## Data lines
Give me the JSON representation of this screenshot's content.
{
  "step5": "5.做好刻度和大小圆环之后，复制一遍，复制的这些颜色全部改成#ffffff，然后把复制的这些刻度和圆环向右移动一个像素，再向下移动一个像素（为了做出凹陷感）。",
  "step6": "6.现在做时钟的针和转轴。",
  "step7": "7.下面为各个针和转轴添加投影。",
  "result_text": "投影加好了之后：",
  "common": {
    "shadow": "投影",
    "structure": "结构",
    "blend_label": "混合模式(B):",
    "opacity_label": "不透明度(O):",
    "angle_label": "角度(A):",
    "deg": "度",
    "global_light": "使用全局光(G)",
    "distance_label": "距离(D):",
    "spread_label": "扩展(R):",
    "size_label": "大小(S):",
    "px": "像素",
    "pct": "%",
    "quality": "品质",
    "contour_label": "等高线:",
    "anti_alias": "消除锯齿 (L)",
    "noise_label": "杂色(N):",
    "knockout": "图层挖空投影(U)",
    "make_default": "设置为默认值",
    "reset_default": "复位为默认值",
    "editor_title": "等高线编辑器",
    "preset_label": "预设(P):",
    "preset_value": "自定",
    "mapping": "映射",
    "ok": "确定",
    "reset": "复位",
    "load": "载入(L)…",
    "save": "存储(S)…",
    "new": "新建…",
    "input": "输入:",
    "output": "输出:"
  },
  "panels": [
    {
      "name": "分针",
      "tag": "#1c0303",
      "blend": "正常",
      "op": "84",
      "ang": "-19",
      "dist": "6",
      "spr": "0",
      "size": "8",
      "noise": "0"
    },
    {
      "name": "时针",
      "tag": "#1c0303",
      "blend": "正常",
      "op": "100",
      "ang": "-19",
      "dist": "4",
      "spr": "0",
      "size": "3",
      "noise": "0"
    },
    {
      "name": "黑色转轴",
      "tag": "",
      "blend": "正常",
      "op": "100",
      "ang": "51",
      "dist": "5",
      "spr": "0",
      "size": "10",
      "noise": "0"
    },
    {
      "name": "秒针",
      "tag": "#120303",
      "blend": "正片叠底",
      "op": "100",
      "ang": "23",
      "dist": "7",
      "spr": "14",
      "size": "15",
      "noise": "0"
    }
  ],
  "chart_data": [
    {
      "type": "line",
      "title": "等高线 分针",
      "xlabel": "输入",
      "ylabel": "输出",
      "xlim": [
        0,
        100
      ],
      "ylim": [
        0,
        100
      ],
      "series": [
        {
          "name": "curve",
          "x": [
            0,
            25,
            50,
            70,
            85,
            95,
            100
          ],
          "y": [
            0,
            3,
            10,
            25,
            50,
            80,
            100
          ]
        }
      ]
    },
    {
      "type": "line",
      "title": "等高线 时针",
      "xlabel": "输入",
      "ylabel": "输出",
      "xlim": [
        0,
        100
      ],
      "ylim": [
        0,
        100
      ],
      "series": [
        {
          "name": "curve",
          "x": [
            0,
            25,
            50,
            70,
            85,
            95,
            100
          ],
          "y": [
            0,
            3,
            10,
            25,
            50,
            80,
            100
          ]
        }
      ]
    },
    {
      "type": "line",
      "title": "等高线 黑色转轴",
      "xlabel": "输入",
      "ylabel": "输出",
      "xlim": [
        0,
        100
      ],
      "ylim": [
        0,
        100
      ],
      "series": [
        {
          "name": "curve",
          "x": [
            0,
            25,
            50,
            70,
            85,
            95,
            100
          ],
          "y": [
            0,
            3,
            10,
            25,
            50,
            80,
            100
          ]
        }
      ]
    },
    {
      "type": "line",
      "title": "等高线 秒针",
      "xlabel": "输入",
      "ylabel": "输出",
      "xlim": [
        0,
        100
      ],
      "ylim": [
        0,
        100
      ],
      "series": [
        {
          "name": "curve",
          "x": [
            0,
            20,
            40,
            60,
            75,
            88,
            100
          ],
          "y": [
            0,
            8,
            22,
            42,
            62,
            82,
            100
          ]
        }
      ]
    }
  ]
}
...
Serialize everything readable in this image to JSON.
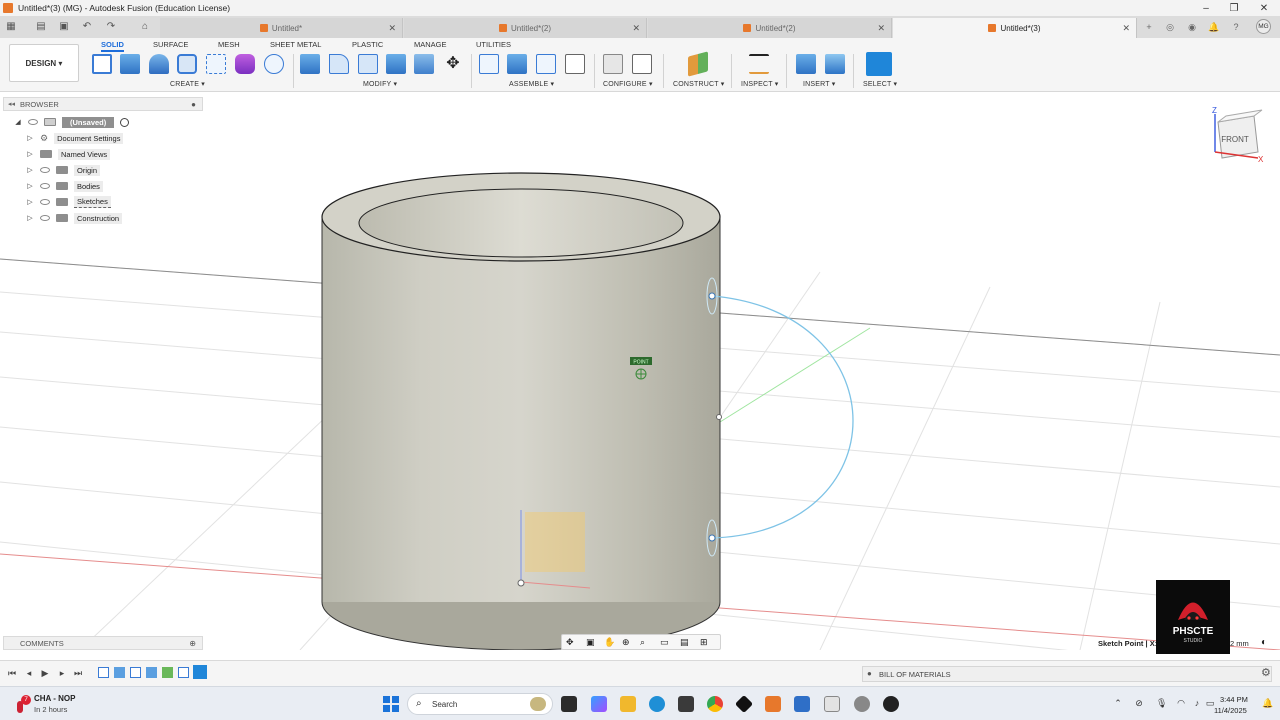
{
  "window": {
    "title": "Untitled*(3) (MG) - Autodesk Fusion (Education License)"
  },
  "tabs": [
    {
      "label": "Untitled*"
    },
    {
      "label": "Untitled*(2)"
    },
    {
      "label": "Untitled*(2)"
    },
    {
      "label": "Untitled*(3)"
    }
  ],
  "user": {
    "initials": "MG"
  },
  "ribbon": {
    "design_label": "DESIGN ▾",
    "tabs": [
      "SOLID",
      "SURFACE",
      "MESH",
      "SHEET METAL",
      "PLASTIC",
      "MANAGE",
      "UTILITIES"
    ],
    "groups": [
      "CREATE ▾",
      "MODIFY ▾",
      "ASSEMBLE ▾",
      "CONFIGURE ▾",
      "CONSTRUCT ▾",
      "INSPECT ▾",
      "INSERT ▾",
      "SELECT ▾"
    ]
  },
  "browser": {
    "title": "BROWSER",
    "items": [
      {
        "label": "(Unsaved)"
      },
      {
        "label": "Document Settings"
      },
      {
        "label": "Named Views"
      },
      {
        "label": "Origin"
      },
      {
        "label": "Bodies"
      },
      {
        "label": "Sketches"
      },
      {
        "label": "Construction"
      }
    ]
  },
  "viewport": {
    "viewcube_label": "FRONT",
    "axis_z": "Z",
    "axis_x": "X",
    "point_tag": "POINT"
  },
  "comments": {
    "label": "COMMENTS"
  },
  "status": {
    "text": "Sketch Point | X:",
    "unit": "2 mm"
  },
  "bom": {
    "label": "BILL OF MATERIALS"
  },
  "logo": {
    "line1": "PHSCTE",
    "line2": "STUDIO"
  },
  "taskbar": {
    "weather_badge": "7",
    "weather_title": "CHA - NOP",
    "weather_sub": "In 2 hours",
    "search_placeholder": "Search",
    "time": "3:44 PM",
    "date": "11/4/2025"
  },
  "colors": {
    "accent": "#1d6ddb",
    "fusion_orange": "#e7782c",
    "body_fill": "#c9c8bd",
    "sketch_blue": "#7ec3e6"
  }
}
--
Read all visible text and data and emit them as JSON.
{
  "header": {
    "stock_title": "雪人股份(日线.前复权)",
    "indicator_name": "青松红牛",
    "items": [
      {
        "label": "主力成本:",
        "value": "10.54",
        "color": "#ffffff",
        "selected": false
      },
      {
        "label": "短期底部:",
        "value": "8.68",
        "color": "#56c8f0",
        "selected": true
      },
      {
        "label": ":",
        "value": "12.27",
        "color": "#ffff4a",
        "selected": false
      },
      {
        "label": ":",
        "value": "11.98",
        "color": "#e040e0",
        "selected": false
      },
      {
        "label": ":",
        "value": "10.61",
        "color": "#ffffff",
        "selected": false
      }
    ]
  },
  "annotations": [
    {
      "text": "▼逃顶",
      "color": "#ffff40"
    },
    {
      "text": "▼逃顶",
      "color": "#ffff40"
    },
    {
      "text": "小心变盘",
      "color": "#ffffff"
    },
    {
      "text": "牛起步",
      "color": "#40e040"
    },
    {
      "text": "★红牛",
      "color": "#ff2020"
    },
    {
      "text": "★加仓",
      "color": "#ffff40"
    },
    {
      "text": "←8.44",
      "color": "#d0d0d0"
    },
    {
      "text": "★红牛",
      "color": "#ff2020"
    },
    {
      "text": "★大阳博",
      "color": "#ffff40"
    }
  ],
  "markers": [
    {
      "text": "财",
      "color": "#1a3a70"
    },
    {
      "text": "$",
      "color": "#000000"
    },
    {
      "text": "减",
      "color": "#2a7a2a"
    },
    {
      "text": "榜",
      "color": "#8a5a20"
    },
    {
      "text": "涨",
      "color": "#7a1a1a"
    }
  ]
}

## The request
Filter out all lines lacking the word "JSON" and copy the rest.

## Response
Give me the JSON representation of this screenshot's content.
Serialize everything readable in this image to JSON.
Read all visible text and data and emit them as JSON.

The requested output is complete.